_To be done:_ Copy out all lines in the data below containing the string "Associated".

━━━

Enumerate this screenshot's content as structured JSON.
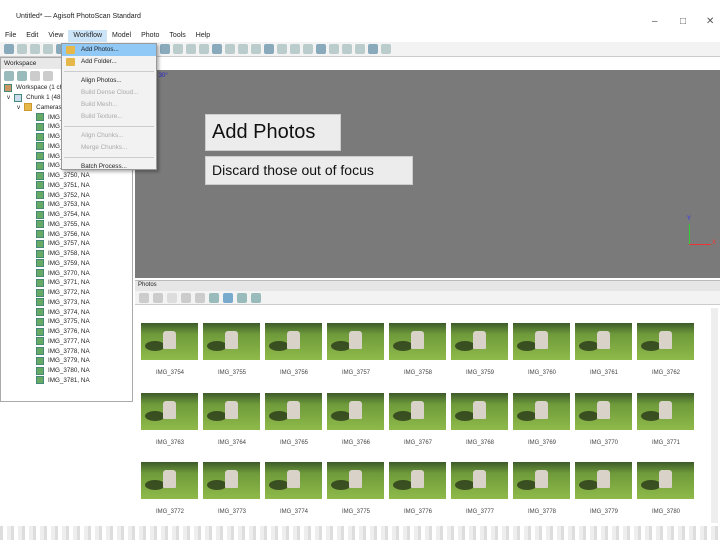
{
  "window": {
    "title": "Untitled* — Agisoft PhotoScan Standard",
    "minimize": "–",
    "maximize": "□",
    "close": "✕"
  },
  "menu": [
    "File",
    "Edit",
    "View",
    "Workflow",
    "Model",
    "Photo",
    "Tools",
    "Help"
  ],
  "workflow_menu": [
    {
      "label": "Add Photos...",
      "highlighted": true,
      "enabled": true
    },
    {
      "label": "Add Folder...",
      "enabled": true
    },
    {
      "label": "Align Photos...",
      "enabled": true
    },
    {
      "label": "Build Dense Cloud...",
      "enabled": false
    },
    {
      "label": "Build Mesh...",
      "enabled": false
    },
    {
      "label": "Build Texture...",
      "enabled": false
    },
    {
      "label": "Align Chunks...",
      "enabled": false
    },
    {
      "label": "Merge Chunks...",
      "enabled": false
    },
    {
      "label": "Batch Process...",
      "enabled": true
    }
  ],
  "workspace": {
    "header": "Workspace",
    "root": "Workspace (1 ch",
    "chunk": "Chunk 1 (48",
    "cameras": "Cameras",
    "items": [
      "IMG_",
      "IMG_",
      "IMG_",
      "IMG_",
      "IMG_",
      "IMG_",
      "IMG_3750, NA",
      "IMG_3751, NA",
      "IMG_3752, NA",
      "IMG_3753, NA",
      "IMG_3754, NA",
      "IMG_3755, NA",
      "IMG_3756, NA",
      "IMG_3757, NA",
      "IMG_3758, NA",
      "IMG_3759, NA",
      "IMG_3770, NA",
      "IMG_3771, NA",
      "IMG_3772, NA",
      "IMG_3773, NA",
      "IMG_3774, NA",
      "IMG_3775, NA",
      "IMG_3776, NA",
      "IMG_3777, NA",
      "IMG_3778, NA",
      "IMG_3779, NA",
      "IMG_3780, NA",
      "IMG_3781, NA"
    ]
  },
  "viewport": {
    "label": "spective 30°",
    "axis_y": "Y",
    "axis_x": "X"
  },
  "photos": {
    "header": "Photos",
    "thumbs": [
      "IMG_3754",
      "IMG_3755",
      "IMG_3756",
      "IMG_3757",
      "IMG_3758",
      "IMG_3759",
      "IMG_3760",
      "IMG_3761",
      "IMG_3762",
      "IMG_3763",
      "IMG_3764",
      "IMG_3765",
      "IMG_3766",
      "IMG_3767",
      "IMG_3768",
      "IMG_3769",
      "IMG_3770",
      "IMG_3771",
      "IMG_3772",
      "IMG_3773",
      "IMG_3774",
      "IMG_3775",
      "IMG_3776",
      "IMG_3777",
      "IMG_3778",
      "IMG_3779",
      "IMG_3780"
    ]
  },
  "overlay": {
    "title": "Add Photos",
    "subtitle": "Discard those out of focus"
  }
}
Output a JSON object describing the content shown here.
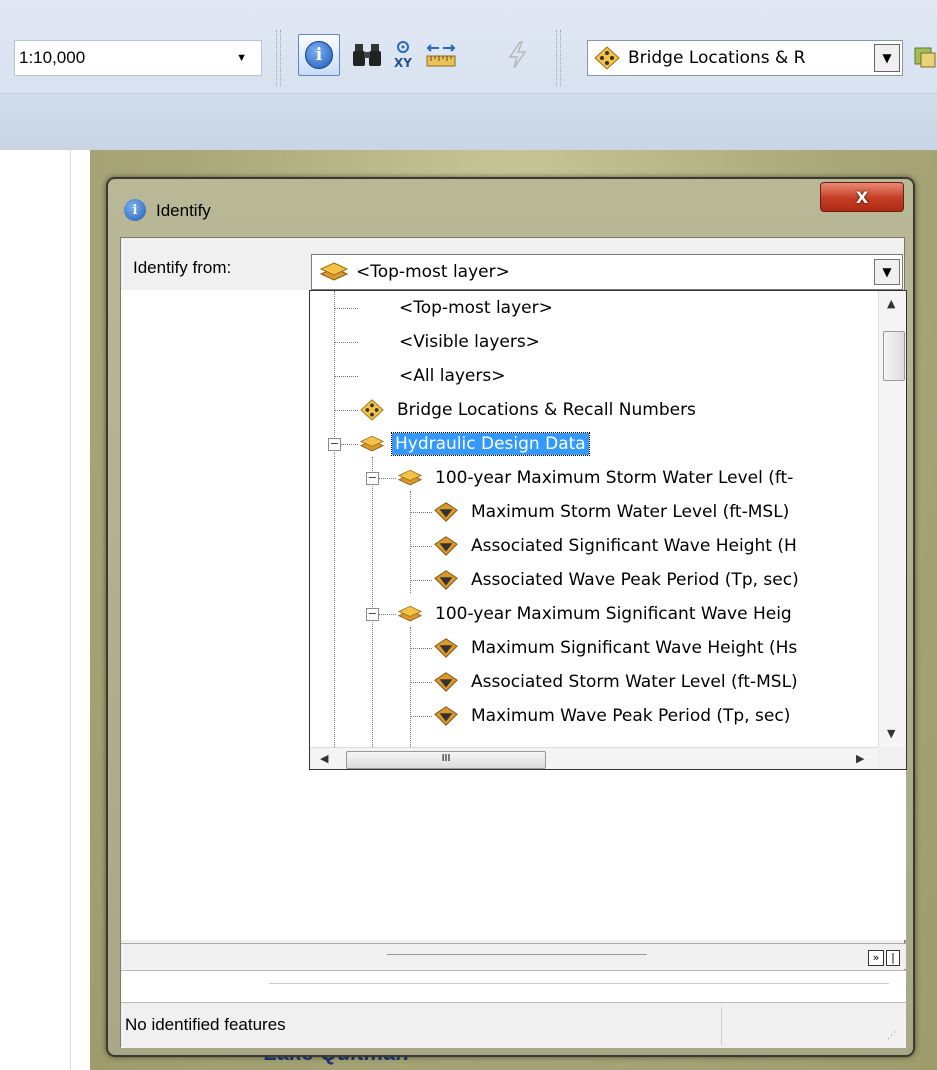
{
  "toolbar": {
    "scale_value": "1:10,000",
    "layer_select": "Bridge Locations & R",
    "buttons": [
      "identify-tool",
      "find-tool",
      "go-to-xy-tool",
      "measure-tool",
      "hyperlink-tool"
    ],
    "icons": {
      "find": "binoculars",
      "goto": "XY",
      "measure": "ruler"
    }
  },
  "map": {
    "label": "Lake Quitman"
  },
  "dialog": {
    "title": "Identify",
    "close_label": "X",
    "identify_from_label": "Identify from:",
    "identify_from_value": "<Top-most layer>",
    "dropdown_items": [
      {
        "label": "<Top-most layer>",
        "icon": "none"
      },
      {
        "label": "<Visible layers>",
        "icon": "none"
      },
      {
        "label": "<All layers>",
        "icon": "none"
      },
      {
        "label": "Bridge Locations & Recall Numbers",
        "icon": "point-layer"
      },
      {
        "label": "Hydraulic Design Data",
        "icon": "group-layer",
        "selected": true
      },
      {
        "label": "100-year Maximum Storm Water Level (ft-",
        "icon": "group-layer"
      },
      {
        "label": "Maximum Storm Water Level (ft-MSL)",
        "icon": "raster-layer"
      },
      {
        "label": "Associated  Significant Wave Height (H",
        "icon": "raster-layer"
      },
      {
        "label": "Associated Wave Peak Period (Tp, sec)",
        "icon": "raster-layer"
      },
      {
        "label": "100-year Maximum Significant Wave Heig",
        "icon": "group-layer"
      },
      {
        "label": "Maximum Significant Wave Height (Hs",
        "icon": "raster-layer"
      },
      {
        "label": "Associated Storm Water Level (ft-MSL)",
        "icon": "raster-layer"
      },
      {
        "label": "Maximum Wave Peak Period (Tp, sec)",
        "icon": "raster-layer"
      }
    ],
    "hscroll_thumb": "III",
    "collapse_label": "»",
    "status": "No identified features"
  }
}
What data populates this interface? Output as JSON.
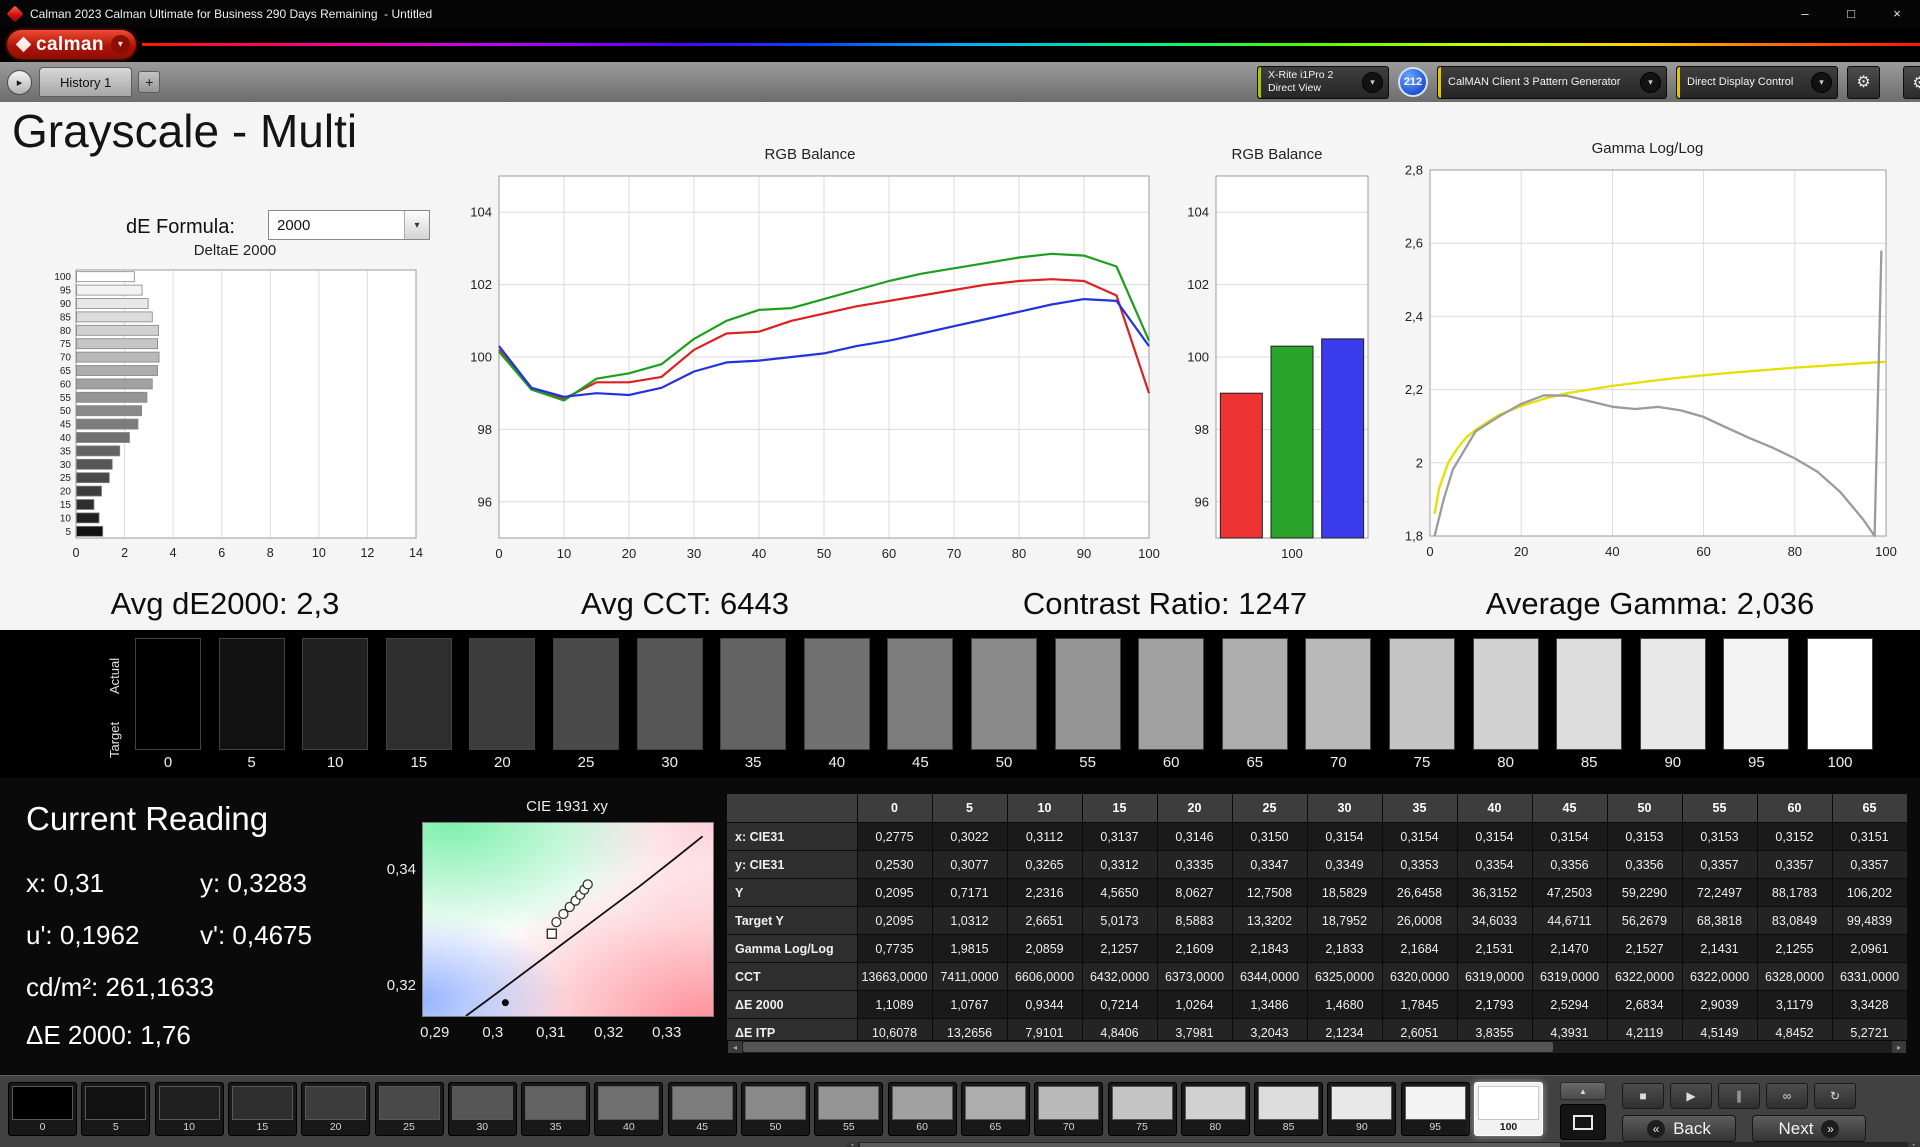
{
  "window": {
    "title": "Calman 2023 Calman Ultimate for Business 290 Days Remaining  - Untitled"
  },
  "icons": {
    "minimize": "–",
    "maximize": "□",
    "close": "×",
    "caret_down": "▾",
    "nav_next": "▸",
    "add_tab": "+",
    "gear": "⚙",
    "scroll_left": "◂",
    "scroll_right": "▸",
    "chevron_up": "▲"
  },
  "logo": {
    "text": "calman"
  },
  "tabbar": {
    "history_tab": "History 1",
    "meter": {
      "line1": "X-Rite i1Pro 2",
      "line2": "Direct View",
      "accent": "#a8c800"
    },
    "badge": "212",
    "pattern_generator": {
      "label": "CalMAN Client 3 Pattern Generator",
      "accent": "#e2c600"
    },
    "display_control": {
      "label": "Direct Display Control",
      "accent": "#e2c600"
    }
  },
  "page": {
    "title": "Grayscale - Multi",
    "de_formula_label": "dE Formula:",
    "de_formula_value": "2000"
  },
  "summary": {
    "avg_de": "Avg dE2000: 2,3",
    "avg_cct": "Avg CCT: 6443",
    "contrast_ratio": "Contrast Ratio: 1247",
    "average_gamma": "Average Gamma: 2,036"
  },
  "swatch_strip": {
    "row_labels": [
      "Actual",
      "Target"
    ],
    "levels": [
      "0",
      "5",
      "10",
      "15",
      "20",
      "25",
      "30",
      "35",
      "40",
      "45",
      "50",
      "55",
      "60",
      "65",
      "70",
      "75",
      "80",
      "85",
      "90",
      "95",
      "100"
    ]
  },
  "current_reading": {
    "title": "Current Reading",
    "values": [
      {
        "label": "x:",
        "value": "0,31"
      },
      {
        "label": "y:",
        "value": "0,3283"
      },
      {
        "label": "u':",
        "value": "0,1962"
      },
      {
        "label": "v':",
        "value": "0,4675"
      },
      {
        "label": "cd/m²:",
        "value": "261,1633"
      },
      {
        "label": "ΔE 2000:",
        "value": "1,76"
      }
    ]
  },
  "measurement_table": {
    "columns": [
      "0",
      "5",
      "10",
      "15",
      "20",
      "25",
      "30",
      "35",
      "40",
      "45",
      "50",
      "55",
      "60",
      "65"
    ],
    "rows": [
      {
        "label": "x: CIE31",
        "values": [
          "0,2775",
          "0,3022",
          "0,3112",
          "0,3137",
          "0,3146",
          "0,3150",
          "0,3154",
          "0,3154",
          "0,3154",
          "0,3154",
          "0,3153",
          "0,3153",
          "0,3152",
          "0,3151"
        ]
      },
      {
        "label": "y: CIE31",
        "values": [
          "0,2530",
          "0,3077",
          "0,3265",
          "0,3312",
          "0,3335",
          "0,3347",
          "0,3349",
          "0,3353",
          "0,3354",
          "0,3356",
          "0,3356",
          "0,3357",
          "0,3357",
          "0,3357"
        ]
      },
      {
        "label": "Y",
        "values": [
          "0,2095",
          "0,7171",
          "2,2316",
          "4,5650",
          "8,0627",
          "12,7508",
          "18,5829",
          "26,6458",
          "36,3152",
          "47,2503",
          "59,2290",
          "72,2497",
          "88,1783",
          "106,202"
        ]
      },
      {
        "label": "Target Y",
        "values": [
          "0,2095",
          "1,0312",
          "2,6651",
          "5,0173",
          "8,5883",
          "13,3202",
          "18,7952",
          "26,0008",
          "34,6033",
          "44,6711",
          "56,2679",
          "68,3818",
          "83,0849",
          "99,4839"
        ]
      },
      {
        "label": "Gamma Log/Log",
        "values": [
          "0,7735",
          "1,9815",
          "2,0859",
          "2,1257",
          "2,1609",
          "2,1843",
          "2,1833",
          "2,1684",
          "2,1531",
          "2,1470",
          "2,1527",
          "2,1431",
          "2,1255",
          "2,0961"
        ]
      },
      {
        "label": "CCT",
        "values": [
          "13663,0000",
          "7411,0000",
          "6606,0000",
          "6432,0000",
          "6373,0000",
          "6344,0000",
          "6325,0000",
          "6320,0000",
          "6319,0000",
          "6319,0000",
          "6322,0000",
          "6322,0000",
          "6328,0000",
          "6331,0000"
        ]
      },
      {
        "label": "ΔE 2000",
        "values": [
          "1,1089",
          "1,0767",
          "0,9344",
          "0,7214",
          "1,0264",
          "1,3486",
          "1,4680",
          "1,7845",
          "2,1793",
          "2,5294",
          "2,6834",
          "2,9039",
          "3,1179",
          "3,3428"
        ]
      },
      {
        "label": "ΔE ITP",
        "values": [
          "10,6078",
          "13,2656",
          "7,9101",
          "4,8406",
          "3,7981",
          "3,2043",
          "2,1234",
          "2,6051",
          "3,8355",
          "4,3931",
          "4,2119",
          "4,5149",
          "4,8452",
          "5,2721"
        ]
      }
    ]
  },
  "patch_bar": {
    "levels": [
      "0",
      "5",
      "10",
      "15",
      "20",
      "25",
      "30",
      "35",
      "40",
      "45",
      "50",
      "55",
      "60",
      "65",
      "70",
      "75",
      "80",
      "85",
      "90",
      "95",
      "100"
    ],
    "selected": "100",
    "transport": [
      {
        "name": "stop",
        "glyph": "■"
      },
      {
        "name": "play",
        "glyph": "▶"
      },
      {
        "name": "pause",
        "glyph": "∥"
      },
      {
        "name": "loop",
        "glyph": "∞"
      },
      {
        "name": "refresh",
        "glyph": "↻"
      }
    ],
    "back": "Back",
    "next": "Next",
    "back_icon": "«",
    "next_icon": "»"
  },
  "chart_data": [
    {
      "id": "delta_e",
      "type": "bar",
      "orientation": "horizontal",
      "title": "DeltaE 2000",
      "categories": [
        5,
        10,
        15,
        20,
        25,
        30,
        35,
        40,
        45,
        50,
        55,
        60,
        65,
        70,
        75,
        80,
        85,
        90,
        95,
        100
      ],
      "values": [
        1.08,
        0.93,
        0.72,
        1.03,
        1.35,
        1.47,
        1.78,
        2.18,
        2.53,
        2.68,
        2.9,
        3.12,
        3.34,
        3.4,
        3.34,
        3.38,
        3.12,
        2.95,
        2.7,
        2.38
      ],
      "xlim": [
        0,
        14
      ],
      "x_ticks": [
        0,
        2,
        4,
        6,
        8,
        10,
        12,
        14
      ]
    },
    {
      "id": "rgb_balance_line",
      "type": "line",
      "title": "RGB Balance",
      "x": [
        0,
        5,
        10,
        15,
        20,
        25,
        30,
        35,
        40,
        45,
        50,
        55,
        60,
        65,
        70,
        75,
        80,
        85,
        90,
        95,
        100
      ],
      "series": [
        {
          "name": "Red",
          "color": "#dd2020",
          "values": [
            100.2,
            99.1,
            98.85,
            99.3,
            99.3,
            99.45,
            100.2,
            100.65,
            100.7,
            101.0,
            101.2,
            101.4,
            101.55,
            101.7,
            101.85,
            102.0,
            102.1,
            102.15,
            102.1,
            101.7,
            99.0
          ]
        },
        {
          "name": "Green",
          "color": "#1d9e1d",
          "values": [
            100.15,
            99.1,
            98.8,
            99.4,
            99.55,
            99.8,
            100.5,
            101.0,
            101.3,
            101.35,
            101.6,
            101.85,
            102.1,
            102.3,
            102.45,
            102.6,
            102.75,
            102.85,
            102.8,
            102.5,
            100.45
          ]
        },
        {
          "name": "Blue",
          "color": "#2233dd",
          "values": [
            100.3,
            99.15,
            98.9,
            99.0,
            98.95,
            99.15,
            99.6,
            99.85,
            99.9,
            100.0,
            100.1,
            100.3,
            100.45,
            100.65,
            100.85,
            101.05,
            101.25,
            101.45,
            101.6,
            101.55,
            100.3
          ]
        }
      ],
      "ylim": [
        95,
        105
      ],
      "y_ticks": [
        96,
        98,
        100,
        102,
        104
      ],
      "x_ticks": [
        0,
        10,
        20,
        30,
        40,
        50,
        60,
        70,
        80,
        90,
        100
      ]
    },
    {
      "id": "rgb_balance_bars",
      "type": "bar",
      "title": "RGB Balance",
      "categories": [
        "Red",
        "Green",
        "Blue"
      ],
      "values": [
        99.0,
        100.3,
        100.5
      ],
      "colors": [
        "#ee3333",
        "#2aa42a",
        "#3b3bee"
      ],
      "ylim": [
        95,
        105
      ],
      "y_ticks": [
        96,
        98,
        100,
        102,
        104
      ],
      "x_label": "100"
    },
    {
      "id": "gamma_log_log",
      "type": "line",
      "title": "Gamma Log/Log",
      "xlim": [
        0,
        100
      ],
      "ylim": [
        1.8,
        2.8
      ],
      "x_ticks": [
        0,
        20,
        40,
        60,
        80,
        100
      ],
      "y_ticks": [
        1.8,
        2.0,
        2.2,
        2.4,
        2.6,
        2.8
      ],
      "y_tick_labels": [
        "1,8",
        "2",
        "2,2",
        "2,4",
        "2,6",
        "2,8"
      ],
      "series": [
        {
          "name": "Target",
          "color": "#e6df00",
          "points": [
            [
              1,
              1.86
            ],
            [
              2,
              1.93
            ],
            [
              4,
              2.0
            ],
            [
              6,
              2.04
            ],
            [
              8,
              2.07
            ],
            [
              10,
              2.09
            ],
            [
              15,
              2.13
            ],
            [
              20,
              2.155
            ],
            [
              25,
              2.175
            ],
            [
              30,
              2.19
            ],
            [
              35,
              2.2
            ],
            [
              40,
              2.21
            ],
            [
              45,
              2.218
            ],
            [
              50,
              2.226
            ],
            [
              55,
              2.233
            ],
            [
              60,
              2.239
            ],
            [
              65,
              2.245
            ],
            [
              70,
              2.25
            ],
            [
              75,
              2.255
            ],
            [
              80,
              2.26
            ],
            [
              85,
              2.264
            ],
            [
              90,
              2.268
            ],
            [
              95,
              2.272
            ],
            [
              100,
              2.276
            ]
          ]
        },
        {
          "name": "Measured",
          "color": "#9b9b9b",
          "points": [
            [
              1,
              1.8
            ],
            [
              3,
              1.9
            ],
            [
              5,
              1.9815
            ],
            [
              10,
              2.0859
            ],
            [
              15,
              2.1257
            ],
            [
              20,
              2.1609
            ],
            [
              25,
              2.1843
            ],
            [
              30,
              2.1833
            ],
            [
              35,
              2.1684
            ],
            [
              40,
              2.1531
            ],
            [
              45,
              2.147
            ],
            [
              50,
              2.1527
            ],
            [
              55,
              2.1431
            ],
            [
              60,
              2.1255
            ],
            [
              65,
              2.0961
            ],
            [
              70,
              2.068
            ],
            [
              75,
              2.042
            ],
            [
              80,
              2.012
            ],
            [
              85,
              1.975
            ],
            [
              90,
              1.92
            ],
            [
              95,
              1.845
            ],
            [
              97.5,
              1.8
            ],
            [
              99,
              2.58
            ]
          ]
        }
      ]
    },
    {
      "id": "cie_1931_xy",
      "type": "scatter",
      "title": "CIE 1931 xy",
      "xlim": [
        0.2878,
        0.3378
      ],
      "ylim": [
        0.315,
        0.3483
      ],
      "x_ticks": [
        0.29,
        0.3,
        0.31,
        0.32,
        0.33
      ],
      "x_tick_labels": [
        "0,29",
        "0,3",
        "0,31",
        "0,32",
        "0,33"
      ],
      "y_ticks": [
        0.32,
        0.34
      ],
      "y_tick_labels": [
        "0,32",
        "0,34"
      ],
      "locus": [
        [
          0.2952,
          0.315
        ],
        [
          0.301,
          0.3193
        ],
        [
          0.307,
          0.3238
        ],
        [
          0.313,
          0.3283
        ],
        [
          0.319,
          0.3328
        ],
        [
          0.325,
          0.3373
        ],
        [
          0.331,
          0.342
        ],
        [
          0.336,
          0.346
        ]
      ],
      "points": [
        [
          0.3108,
          0.3312
        ],
        [
          0.312,
          0.3326
        ],
        [
          0.3131,
          0.3338
        ],
        [
          0.3141,
          0.3349
        ],
        [
          0.3149,
          0.3359
        ],
        [
          0.3156,
          0.3368
        ],
        [
          0.3162,
          0.3377
        ]
      ],
      "target_square": [
        0.31,
        0.3292
      ],
      "reference_dot": [
        0.302,
        0.3173
      ]
    }
  ]
}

━━━

_Task output:_
        "label": "Associated  Significant Wave Height (H",
        "label": "Associated Wave Peak Period (Tp, sec)",
        "label": "Associated Storm Water Level (ft-MSL)",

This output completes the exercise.